**Problem requirements:** Copy out the lines that have "Лавренко" in them.
START Data supplied
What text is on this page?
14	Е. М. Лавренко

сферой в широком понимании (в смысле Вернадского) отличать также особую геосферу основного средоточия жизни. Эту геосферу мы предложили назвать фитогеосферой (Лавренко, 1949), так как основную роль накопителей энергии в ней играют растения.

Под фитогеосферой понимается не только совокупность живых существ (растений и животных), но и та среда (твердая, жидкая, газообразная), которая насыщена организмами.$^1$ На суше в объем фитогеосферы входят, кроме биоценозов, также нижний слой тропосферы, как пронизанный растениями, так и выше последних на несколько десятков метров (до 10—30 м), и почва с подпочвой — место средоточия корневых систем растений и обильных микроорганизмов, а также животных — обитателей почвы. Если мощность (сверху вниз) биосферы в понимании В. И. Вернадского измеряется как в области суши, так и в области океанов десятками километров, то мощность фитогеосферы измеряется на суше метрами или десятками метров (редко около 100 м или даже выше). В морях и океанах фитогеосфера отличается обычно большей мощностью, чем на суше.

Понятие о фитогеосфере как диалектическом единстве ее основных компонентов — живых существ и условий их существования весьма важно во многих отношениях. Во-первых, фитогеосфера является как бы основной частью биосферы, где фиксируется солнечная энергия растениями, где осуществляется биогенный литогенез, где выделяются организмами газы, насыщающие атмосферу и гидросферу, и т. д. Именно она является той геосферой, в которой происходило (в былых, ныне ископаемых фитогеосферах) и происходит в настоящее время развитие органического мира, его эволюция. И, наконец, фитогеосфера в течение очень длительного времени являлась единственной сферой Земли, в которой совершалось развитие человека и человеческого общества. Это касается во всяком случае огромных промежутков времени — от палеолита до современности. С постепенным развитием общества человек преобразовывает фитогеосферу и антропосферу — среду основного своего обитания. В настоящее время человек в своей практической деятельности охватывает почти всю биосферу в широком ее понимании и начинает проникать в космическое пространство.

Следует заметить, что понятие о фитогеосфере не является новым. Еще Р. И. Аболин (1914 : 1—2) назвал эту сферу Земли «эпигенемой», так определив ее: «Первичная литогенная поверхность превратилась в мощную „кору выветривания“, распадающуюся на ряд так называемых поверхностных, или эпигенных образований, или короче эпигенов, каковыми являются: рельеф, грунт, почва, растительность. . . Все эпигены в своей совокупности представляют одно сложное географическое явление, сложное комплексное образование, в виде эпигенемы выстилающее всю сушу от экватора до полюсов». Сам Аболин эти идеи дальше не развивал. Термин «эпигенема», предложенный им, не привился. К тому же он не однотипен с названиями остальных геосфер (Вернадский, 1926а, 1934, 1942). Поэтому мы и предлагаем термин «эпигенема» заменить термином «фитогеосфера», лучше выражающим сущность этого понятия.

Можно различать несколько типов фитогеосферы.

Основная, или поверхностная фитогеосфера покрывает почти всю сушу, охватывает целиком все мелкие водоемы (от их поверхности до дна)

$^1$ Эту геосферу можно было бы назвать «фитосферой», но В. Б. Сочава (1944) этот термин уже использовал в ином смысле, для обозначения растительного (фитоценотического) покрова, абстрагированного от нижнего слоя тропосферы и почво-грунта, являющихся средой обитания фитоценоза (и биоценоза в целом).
END Data supplied
**The result:**
14	Е. М. Лавренко
сферой в широком понимании (в смысле Вернадского) отличать также особую геосферу основного средоточия жизни. Эту геосферу мы предложили назвать фитогеосферой (Лавренко, 1949), так как основную роль накопителей энергии в ней играют растения.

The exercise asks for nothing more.